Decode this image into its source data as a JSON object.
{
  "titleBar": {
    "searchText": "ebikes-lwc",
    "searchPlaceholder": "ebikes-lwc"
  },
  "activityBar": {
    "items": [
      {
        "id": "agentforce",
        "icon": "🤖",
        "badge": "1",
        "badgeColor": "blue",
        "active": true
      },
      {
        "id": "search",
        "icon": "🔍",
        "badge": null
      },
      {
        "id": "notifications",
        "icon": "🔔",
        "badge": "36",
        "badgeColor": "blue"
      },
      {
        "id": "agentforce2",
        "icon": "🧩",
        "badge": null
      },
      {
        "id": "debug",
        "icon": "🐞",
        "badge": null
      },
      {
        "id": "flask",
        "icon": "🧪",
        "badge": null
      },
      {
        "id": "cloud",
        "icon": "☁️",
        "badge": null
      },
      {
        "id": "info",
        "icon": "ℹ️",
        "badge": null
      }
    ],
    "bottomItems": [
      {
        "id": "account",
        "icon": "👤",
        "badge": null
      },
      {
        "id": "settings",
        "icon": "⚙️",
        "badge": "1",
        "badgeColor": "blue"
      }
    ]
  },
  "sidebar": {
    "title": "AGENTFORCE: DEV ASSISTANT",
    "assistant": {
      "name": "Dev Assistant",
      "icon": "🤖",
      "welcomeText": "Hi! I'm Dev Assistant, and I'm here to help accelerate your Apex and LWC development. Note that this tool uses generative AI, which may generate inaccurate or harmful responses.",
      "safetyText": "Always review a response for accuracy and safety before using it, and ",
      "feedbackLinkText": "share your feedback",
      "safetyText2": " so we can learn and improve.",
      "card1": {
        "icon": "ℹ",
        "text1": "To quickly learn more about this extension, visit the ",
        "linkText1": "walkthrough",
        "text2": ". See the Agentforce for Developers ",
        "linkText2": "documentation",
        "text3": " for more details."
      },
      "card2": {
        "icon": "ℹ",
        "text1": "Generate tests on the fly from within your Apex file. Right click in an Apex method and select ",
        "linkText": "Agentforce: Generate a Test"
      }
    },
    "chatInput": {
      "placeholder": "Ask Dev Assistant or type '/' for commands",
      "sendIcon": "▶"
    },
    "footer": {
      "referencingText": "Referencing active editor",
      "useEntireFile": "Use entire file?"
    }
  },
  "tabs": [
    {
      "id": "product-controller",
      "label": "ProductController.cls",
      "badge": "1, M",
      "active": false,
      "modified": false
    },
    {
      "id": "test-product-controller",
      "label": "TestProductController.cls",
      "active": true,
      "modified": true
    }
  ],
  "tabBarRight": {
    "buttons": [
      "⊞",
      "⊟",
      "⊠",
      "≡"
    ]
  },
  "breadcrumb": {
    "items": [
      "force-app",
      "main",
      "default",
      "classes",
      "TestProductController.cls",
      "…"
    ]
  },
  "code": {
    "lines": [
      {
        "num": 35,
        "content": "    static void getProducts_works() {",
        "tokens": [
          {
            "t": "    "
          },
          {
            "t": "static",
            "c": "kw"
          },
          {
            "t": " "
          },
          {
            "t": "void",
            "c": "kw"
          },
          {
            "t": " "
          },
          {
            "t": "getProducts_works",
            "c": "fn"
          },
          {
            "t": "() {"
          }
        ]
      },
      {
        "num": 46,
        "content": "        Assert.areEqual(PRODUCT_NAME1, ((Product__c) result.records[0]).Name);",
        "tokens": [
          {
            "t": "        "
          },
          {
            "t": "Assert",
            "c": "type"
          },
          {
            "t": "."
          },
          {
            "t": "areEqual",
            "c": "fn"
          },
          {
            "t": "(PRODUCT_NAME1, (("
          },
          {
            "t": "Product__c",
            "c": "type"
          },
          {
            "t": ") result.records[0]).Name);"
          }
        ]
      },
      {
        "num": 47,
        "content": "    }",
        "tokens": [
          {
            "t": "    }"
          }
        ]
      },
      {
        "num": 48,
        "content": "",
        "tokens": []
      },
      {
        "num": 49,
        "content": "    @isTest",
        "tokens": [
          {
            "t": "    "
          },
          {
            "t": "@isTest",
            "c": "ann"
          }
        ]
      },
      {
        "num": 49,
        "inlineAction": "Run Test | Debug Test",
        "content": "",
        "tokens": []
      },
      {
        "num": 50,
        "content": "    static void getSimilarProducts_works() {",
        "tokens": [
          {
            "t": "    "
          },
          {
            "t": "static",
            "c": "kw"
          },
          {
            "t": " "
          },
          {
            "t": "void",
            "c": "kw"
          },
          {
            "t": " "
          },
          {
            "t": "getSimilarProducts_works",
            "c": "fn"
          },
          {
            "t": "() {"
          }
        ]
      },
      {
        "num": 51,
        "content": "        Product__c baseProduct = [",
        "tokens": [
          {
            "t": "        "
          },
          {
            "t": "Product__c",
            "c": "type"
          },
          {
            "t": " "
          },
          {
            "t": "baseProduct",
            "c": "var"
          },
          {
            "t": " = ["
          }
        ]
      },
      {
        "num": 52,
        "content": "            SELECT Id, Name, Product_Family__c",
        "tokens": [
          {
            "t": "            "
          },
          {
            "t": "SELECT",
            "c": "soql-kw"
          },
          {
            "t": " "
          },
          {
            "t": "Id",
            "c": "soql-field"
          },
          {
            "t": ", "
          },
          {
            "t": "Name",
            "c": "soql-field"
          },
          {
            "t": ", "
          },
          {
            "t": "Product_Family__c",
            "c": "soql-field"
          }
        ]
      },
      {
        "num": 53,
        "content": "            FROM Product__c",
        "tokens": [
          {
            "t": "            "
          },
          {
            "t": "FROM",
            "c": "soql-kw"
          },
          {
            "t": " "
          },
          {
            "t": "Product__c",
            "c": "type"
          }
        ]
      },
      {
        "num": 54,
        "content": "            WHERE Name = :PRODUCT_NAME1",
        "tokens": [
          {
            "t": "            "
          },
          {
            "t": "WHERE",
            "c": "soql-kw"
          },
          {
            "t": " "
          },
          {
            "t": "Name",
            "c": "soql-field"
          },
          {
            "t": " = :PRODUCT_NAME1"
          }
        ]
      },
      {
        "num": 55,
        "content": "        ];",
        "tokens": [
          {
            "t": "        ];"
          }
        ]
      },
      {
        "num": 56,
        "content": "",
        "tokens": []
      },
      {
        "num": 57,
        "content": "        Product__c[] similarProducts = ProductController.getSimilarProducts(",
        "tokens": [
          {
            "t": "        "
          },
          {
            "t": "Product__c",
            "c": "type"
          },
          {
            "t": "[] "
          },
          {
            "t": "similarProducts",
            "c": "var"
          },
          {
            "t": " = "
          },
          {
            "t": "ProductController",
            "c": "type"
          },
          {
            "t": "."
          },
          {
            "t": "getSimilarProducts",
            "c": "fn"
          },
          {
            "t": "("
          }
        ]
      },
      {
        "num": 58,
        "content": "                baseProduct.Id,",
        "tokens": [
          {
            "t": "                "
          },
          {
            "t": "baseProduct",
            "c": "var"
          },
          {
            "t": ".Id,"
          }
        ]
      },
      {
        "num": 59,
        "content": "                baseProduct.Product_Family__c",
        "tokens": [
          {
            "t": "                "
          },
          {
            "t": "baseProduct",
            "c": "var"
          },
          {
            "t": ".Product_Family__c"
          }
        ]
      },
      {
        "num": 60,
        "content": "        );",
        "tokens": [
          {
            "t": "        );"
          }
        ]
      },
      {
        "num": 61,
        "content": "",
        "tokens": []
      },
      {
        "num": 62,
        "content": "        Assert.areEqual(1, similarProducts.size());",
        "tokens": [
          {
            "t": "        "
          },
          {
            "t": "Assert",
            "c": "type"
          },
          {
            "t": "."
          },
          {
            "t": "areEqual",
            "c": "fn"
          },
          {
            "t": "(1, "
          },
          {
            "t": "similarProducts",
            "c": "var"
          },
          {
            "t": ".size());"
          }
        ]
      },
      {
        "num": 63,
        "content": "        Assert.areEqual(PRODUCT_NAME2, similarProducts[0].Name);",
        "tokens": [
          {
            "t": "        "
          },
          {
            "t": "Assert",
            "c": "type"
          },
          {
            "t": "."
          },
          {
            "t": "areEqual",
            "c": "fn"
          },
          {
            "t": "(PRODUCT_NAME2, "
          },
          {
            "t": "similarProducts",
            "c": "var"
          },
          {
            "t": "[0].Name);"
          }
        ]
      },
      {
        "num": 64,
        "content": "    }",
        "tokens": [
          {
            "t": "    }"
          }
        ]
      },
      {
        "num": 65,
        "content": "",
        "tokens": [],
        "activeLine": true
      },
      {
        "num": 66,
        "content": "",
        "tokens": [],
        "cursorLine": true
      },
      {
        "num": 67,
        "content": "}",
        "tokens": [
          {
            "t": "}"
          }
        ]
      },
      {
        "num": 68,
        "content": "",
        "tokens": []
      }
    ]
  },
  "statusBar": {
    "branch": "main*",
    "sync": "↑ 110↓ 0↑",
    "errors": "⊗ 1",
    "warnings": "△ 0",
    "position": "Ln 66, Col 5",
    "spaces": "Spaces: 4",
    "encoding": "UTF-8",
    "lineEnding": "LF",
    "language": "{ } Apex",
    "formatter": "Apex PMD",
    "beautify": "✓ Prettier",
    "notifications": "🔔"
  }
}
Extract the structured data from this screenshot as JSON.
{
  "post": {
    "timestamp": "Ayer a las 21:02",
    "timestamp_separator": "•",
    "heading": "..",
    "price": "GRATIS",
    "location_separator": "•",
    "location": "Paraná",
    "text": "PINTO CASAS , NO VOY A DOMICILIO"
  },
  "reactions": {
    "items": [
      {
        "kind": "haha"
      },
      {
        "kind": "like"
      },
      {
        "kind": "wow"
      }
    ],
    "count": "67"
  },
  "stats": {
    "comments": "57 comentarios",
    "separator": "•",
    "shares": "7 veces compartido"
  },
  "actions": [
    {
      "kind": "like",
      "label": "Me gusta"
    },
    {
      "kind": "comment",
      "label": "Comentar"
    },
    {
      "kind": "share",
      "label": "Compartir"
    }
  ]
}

*BRIEF*: Write out again, exactly, the lines from the one holding "Extract the structured" through the end of the listing, with both ends included.

*SOLUTION FOR THIS PROBLEM*:
Extract the structured data from this screenshot as JSON.
{
  "post": {
    "timestamp": "Ayer a las 21:02",
    "timestamp_separator": "•",
    "heading": "..",
    "price": "GRATIS",
    "location_separator": "•",
    "location": "Paraná",
    "text": "PINTO CASAS , NO VOY A DOMICILIO"
  },
  "reactions": {
    "items": [
      {
        "kind": "haha"
      },
      {
        "kind": "like"
      },
      {
        "kind": "wow"
      }
    ],
    "count": "67"
  },
  "stats": {
    "comments": "57 comentarios",
    "separator": "•",
    "shares": "7 veces compartido"
  },
  "actions": [
    {
      "kind": "like",
      "label": "Me gusta"
    },
    {
      "kind": "comment",
      "label": "Comentar"
    },
    {
      "kind": "share",
      "label": "Compartir"
    }
  ]
}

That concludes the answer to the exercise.